> **WHAT IS REQUIRED**: Count how many lines contain the word "text". Please give only the number.

> **PROVIDED RECORDS**:

————————

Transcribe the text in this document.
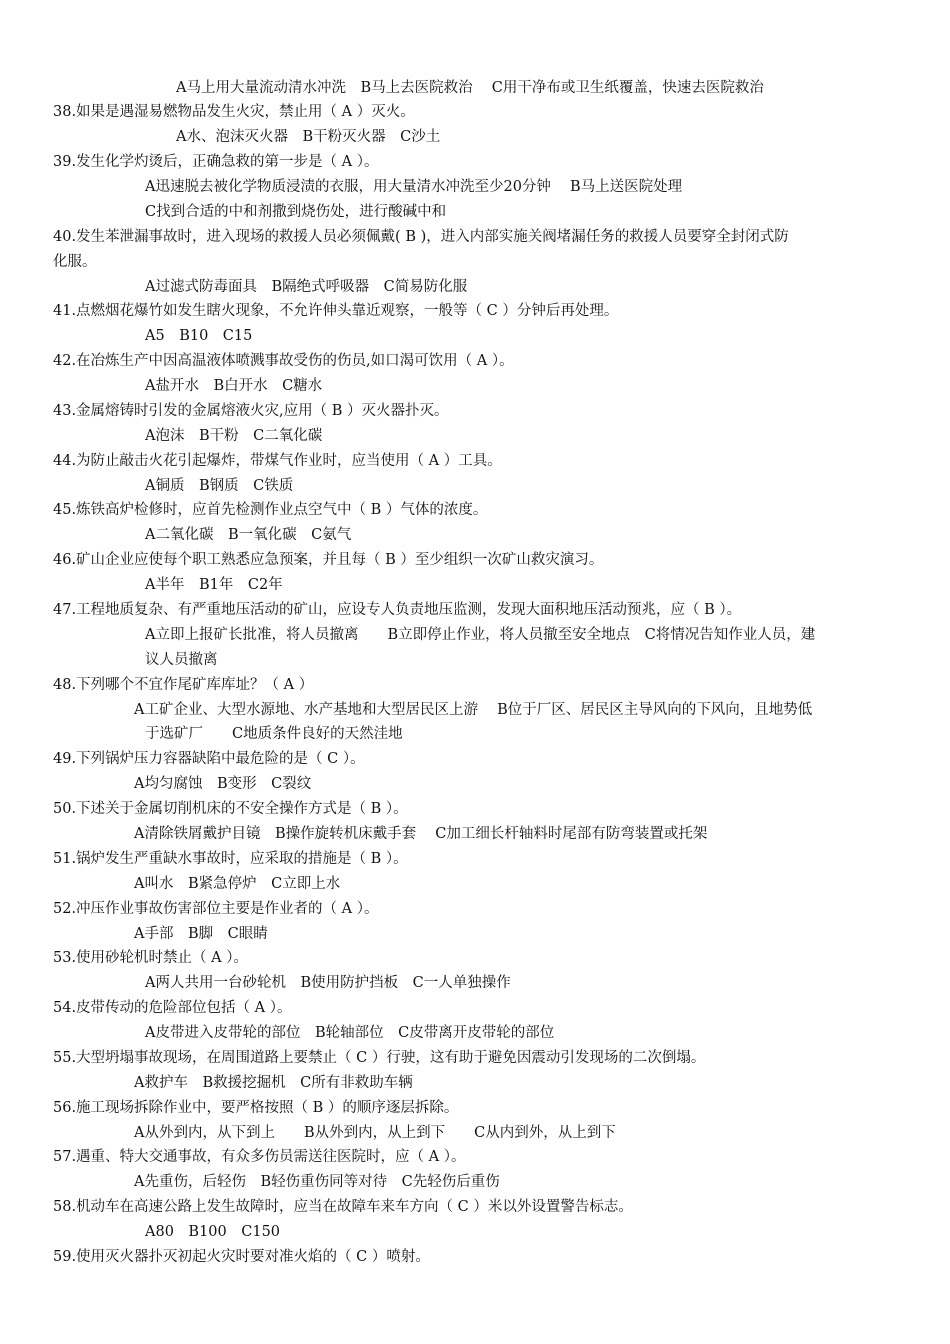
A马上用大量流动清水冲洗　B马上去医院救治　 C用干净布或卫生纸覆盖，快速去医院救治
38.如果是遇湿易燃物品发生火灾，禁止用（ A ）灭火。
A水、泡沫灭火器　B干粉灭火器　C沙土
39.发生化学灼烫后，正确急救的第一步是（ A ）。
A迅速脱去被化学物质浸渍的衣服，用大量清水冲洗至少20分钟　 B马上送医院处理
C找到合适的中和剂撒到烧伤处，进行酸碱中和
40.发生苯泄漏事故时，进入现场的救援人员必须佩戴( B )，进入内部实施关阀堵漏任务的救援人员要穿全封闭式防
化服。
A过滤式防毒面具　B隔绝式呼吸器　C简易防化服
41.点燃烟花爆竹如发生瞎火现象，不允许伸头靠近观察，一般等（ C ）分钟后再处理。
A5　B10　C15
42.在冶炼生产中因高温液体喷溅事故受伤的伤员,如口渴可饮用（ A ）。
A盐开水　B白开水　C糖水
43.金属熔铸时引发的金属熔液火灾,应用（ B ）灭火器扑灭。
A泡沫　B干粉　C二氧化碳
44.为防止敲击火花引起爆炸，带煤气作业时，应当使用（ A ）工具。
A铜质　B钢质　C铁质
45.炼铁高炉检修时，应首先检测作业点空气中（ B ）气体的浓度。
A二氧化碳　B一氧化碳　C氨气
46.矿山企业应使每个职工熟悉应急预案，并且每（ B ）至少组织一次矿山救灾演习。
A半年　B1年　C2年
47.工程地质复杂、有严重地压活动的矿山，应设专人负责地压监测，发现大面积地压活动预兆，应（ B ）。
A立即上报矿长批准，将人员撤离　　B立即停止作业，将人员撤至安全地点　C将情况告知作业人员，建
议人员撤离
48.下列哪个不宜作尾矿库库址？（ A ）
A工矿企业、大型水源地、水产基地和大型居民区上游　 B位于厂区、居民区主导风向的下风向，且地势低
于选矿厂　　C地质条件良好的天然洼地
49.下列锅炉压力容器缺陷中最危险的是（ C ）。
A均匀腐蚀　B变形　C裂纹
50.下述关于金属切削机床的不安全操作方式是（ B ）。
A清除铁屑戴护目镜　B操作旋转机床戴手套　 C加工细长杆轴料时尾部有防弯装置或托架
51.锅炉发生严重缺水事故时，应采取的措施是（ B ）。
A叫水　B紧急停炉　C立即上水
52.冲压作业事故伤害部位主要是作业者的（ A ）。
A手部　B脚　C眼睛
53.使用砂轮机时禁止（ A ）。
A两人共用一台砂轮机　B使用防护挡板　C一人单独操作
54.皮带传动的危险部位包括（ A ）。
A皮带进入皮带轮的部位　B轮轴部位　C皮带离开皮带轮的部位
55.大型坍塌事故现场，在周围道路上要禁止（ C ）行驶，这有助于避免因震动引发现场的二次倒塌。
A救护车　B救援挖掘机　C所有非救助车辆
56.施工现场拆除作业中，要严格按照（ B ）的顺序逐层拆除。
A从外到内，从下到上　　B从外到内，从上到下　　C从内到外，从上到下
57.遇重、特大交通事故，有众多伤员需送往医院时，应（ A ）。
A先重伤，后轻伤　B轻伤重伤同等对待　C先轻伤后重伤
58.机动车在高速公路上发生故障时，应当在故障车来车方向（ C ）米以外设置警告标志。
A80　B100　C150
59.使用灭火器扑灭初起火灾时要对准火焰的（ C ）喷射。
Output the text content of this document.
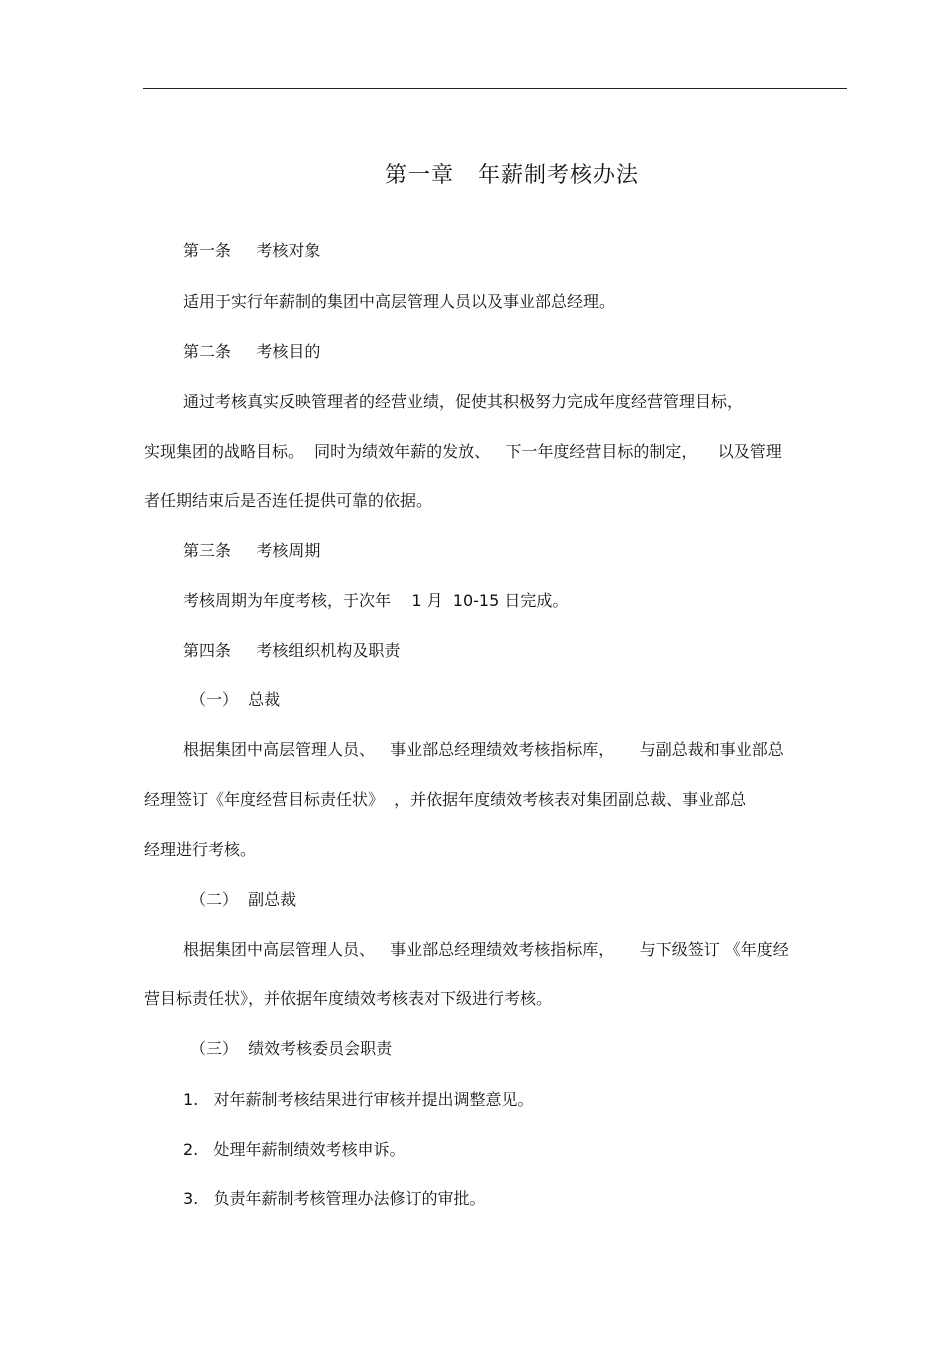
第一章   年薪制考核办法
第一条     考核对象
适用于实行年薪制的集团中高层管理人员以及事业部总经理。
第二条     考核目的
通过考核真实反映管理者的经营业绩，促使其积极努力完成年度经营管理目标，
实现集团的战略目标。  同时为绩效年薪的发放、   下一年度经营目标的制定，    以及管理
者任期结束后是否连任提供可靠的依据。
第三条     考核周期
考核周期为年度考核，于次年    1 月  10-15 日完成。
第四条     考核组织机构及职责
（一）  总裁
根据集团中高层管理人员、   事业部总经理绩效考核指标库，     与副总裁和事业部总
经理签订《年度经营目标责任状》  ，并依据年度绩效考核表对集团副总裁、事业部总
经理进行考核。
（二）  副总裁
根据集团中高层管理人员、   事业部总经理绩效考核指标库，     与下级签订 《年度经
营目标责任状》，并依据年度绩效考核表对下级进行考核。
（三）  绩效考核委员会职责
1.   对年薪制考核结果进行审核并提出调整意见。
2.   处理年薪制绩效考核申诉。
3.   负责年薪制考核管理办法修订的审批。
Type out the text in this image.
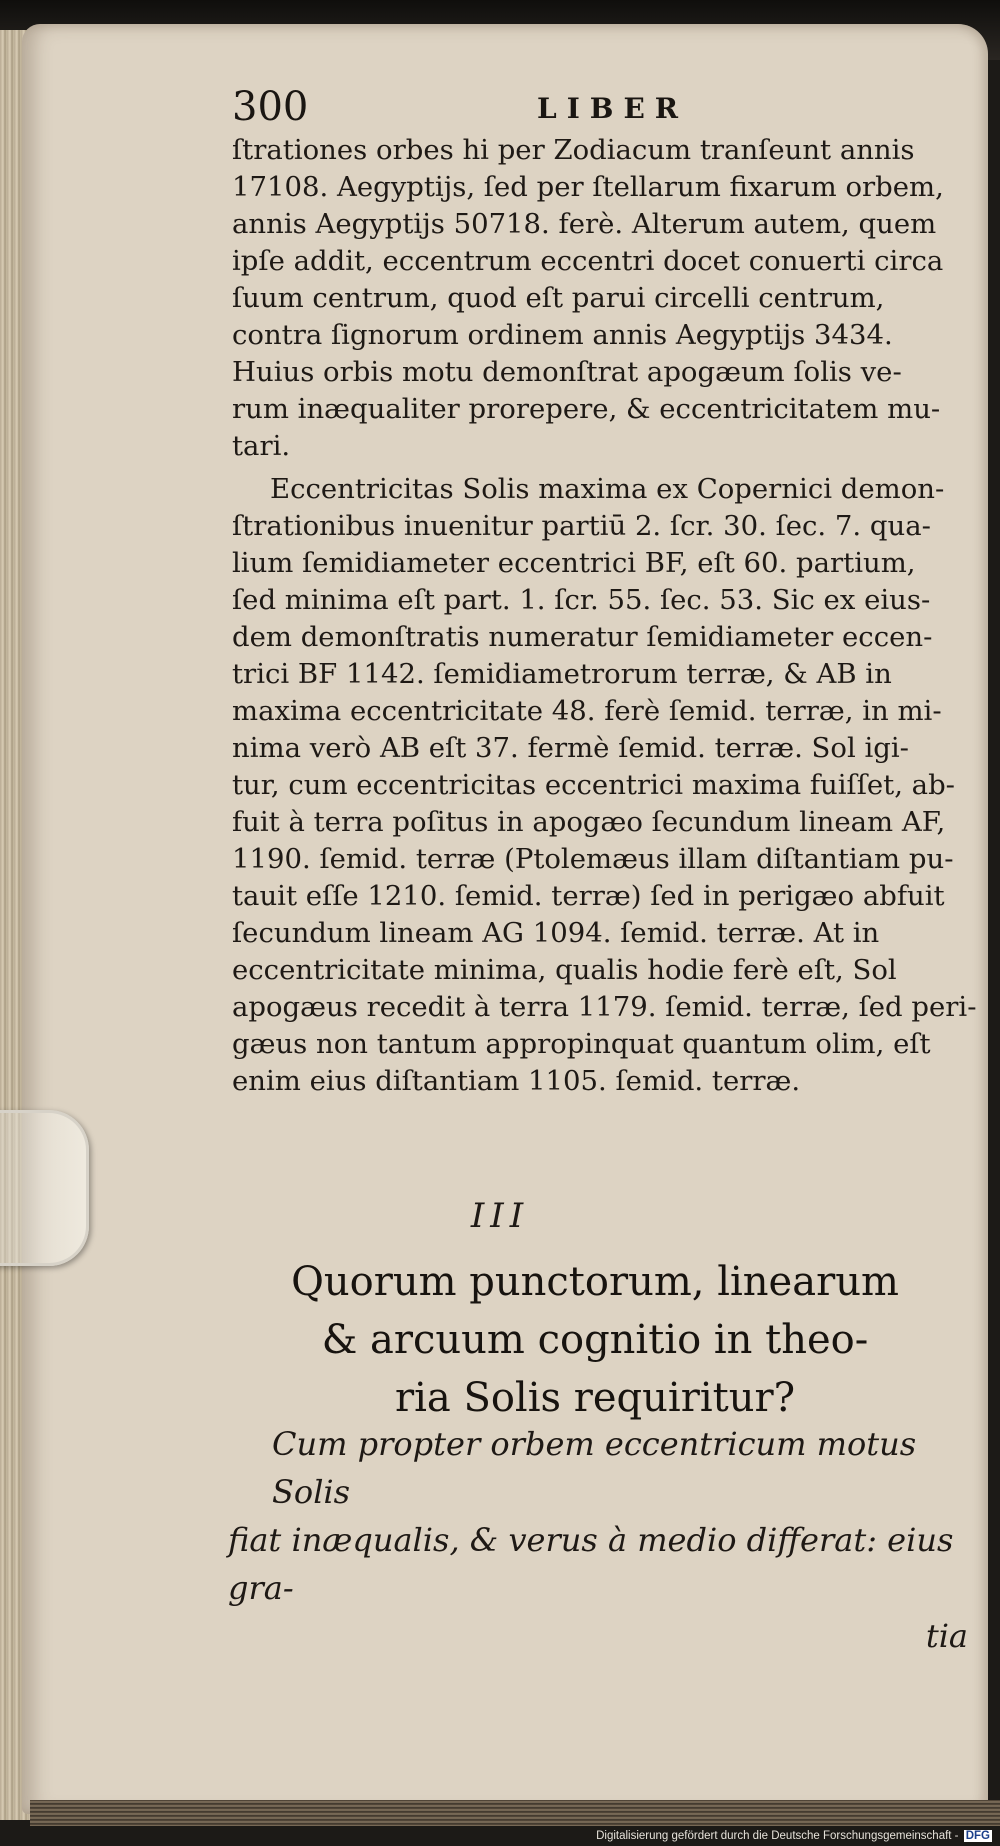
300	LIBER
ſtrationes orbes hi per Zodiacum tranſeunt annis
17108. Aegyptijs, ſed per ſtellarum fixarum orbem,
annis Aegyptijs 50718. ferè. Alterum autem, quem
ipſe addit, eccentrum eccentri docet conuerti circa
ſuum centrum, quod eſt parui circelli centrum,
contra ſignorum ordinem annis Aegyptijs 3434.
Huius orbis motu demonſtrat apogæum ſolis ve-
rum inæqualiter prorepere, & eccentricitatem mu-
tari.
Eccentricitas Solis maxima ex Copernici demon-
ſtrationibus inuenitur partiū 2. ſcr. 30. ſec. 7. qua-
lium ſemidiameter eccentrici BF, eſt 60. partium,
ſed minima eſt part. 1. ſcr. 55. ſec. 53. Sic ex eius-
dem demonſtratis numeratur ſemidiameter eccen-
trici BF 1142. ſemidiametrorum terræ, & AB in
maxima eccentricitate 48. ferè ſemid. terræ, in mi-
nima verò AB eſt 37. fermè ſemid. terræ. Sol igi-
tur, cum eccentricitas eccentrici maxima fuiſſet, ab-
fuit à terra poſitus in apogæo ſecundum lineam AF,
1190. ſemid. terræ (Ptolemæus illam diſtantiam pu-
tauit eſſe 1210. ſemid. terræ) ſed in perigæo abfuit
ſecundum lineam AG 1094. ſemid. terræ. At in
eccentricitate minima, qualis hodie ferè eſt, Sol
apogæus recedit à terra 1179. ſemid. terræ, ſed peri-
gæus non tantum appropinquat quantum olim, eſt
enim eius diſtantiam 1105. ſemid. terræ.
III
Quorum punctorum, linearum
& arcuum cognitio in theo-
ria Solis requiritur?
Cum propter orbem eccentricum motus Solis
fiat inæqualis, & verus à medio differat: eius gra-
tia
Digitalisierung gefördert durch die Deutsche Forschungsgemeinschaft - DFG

————————

> **RESPONSE TO THIS EXERCISE**: 3